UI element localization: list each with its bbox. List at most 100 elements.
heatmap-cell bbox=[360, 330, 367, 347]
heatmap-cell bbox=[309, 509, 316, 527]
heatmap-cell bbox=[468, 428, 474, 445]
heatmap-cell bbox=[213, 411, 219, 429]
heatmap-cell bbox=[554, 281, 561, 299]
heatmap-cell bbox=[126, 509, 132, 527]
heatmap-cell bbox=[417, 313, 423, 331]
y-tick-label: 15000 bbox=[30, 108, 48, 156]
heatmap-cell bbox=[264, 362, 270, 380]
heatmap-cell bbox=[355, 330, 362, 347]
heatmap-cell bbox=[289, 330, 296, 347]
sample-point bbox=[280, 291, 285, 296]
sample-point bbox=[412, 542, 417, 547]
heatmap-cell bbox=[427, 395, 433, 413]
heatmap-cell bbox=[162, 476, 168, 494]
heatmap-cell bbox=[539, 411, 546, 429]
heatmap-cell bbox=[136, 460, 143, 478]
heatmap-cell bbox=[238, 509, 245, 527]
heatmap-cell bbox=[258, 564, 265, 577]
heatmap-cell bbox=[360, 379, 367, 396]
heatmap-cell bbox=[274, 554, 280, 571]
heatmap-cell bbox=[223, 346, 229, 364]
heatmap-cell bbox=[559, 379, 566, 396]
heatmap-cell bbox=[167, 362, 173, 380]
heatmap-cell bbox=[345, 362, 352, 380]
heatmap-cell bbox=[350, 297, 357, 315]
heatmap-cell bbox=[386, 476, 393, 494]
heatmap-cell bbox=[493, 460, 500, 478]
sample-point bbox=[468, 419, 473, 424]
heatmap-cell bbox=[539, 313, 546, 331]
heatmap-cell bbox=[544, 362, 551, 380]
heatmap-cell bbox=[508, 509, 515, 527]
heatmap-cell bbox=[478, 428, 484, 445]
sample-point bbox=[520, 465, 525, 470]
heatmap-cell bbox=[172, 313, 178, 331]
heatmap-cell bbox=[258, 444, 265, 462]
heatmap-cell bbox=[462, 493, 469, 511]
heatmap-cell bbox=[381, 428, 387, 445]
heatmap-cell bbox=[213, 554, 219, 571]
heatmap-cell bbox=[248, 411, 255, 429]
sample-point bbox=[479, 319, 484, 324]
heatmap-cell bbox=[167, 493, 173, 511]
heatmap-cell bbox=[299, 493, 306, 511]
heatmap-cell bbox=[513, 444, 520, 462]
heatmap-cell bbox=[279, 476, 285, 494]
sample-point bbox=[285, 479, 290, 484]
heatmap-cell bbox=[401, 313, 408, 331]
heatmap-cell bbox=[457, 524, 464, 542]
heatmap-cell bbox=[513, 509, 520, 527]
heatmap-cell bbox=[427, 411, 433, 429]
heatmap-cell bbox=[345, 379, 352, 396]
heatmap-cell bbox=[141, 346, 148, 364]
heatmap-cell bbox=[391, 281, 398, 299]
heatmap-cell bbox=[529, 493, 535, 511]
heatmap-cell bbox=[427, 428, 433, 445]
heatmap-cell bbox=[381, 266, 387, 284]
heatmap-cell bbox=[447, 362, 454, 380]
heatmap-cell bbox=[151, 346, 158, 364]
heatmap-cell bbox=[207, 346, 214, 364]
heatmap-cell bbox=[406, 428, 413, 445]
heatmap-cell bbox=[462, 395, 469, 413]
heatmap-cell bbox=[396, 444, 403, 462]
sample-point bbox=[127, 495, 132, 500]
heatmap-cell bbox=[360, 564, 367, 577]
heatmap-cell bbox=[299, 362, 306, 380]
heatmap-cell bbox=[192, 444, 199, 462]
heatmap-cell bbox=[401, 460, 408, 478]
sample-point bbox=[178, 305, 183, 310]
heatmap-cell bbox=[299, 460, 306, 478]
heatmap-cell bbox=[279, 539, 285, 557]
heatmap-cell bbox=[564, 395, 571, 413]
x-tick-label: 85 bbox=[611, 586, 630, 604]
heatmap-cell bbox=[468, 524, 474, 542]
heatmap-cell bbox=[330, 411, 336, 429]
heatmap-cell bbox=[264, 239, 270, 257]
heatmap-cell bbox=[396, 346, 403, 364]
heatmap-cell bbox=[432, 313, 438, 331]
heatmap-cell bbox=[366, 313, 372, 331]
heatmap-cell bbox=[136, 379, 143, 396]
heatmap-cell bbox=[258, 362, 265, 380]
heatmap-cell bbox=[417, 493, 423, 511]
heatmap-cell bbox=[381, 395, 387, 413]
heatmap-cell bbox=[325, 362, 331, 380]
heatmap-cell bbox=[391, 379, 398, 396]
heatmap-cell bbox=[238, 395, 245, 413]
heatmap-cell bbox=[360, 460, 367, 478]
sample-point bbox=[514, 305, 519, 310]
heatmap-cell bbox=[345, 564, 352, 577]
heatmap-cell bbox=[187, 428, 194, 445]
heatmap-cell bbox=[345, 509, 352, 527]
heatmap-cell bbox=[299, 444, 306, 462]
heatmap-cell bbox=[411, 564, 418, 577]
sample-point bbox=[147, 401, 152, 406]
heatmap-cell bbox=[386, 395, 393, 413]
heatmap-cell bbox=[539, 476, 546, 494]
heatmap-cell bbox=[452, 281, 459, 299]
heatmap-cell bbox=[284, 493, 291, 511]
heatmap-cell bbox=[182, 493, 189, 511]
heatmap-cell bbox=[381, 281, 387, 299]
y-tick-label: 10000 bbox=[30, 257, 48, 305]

- **Directions for this task**:
Copy everything from the start of the data down to the line containing "heatmap-cell bbox=[539, 411, 546, 429]", substituting "scatter-point" for "sample-point" and leaving the rest unchanged.

- **Response for this exercise**:
UI element localization: list each with its bbox. List at most 100 elements.
heatmap-cell bbox=[360, 330, 367, 347]
heatmap-cell bbox=[309, 509, 316, 527]
heatmap-cell bbox=[468, 428, 474, 445]
heatmap-cell bbox=[213, 411, 219, 429]
heatmap-cell bbox=[554, 281, 561, 299]
heatmap-cell bbox=[126, 509, 132, 527]
heatmap-cell bbox=[417, 313, 423, 331]
y-tick-label: 15000 bbox=[30, 108, 48, 156]
heatmap-cell bbox=[264, 362, 270, 380]
heatmap-cell bbox=[355, 330, 362, 347]
heatmap-cell bbox=[289, 330, 296, 347]
scatter-point bbox=[280, 291, 285, 296]
scatter-point bbox=[412, 542, 417, 547]
heatmap-cell bbox=[427, 395, 433, 413]
heatmap-cell bbox=[162, 476, 168, 494]
heatmap-cell bbox=[539, 411, 546, 429]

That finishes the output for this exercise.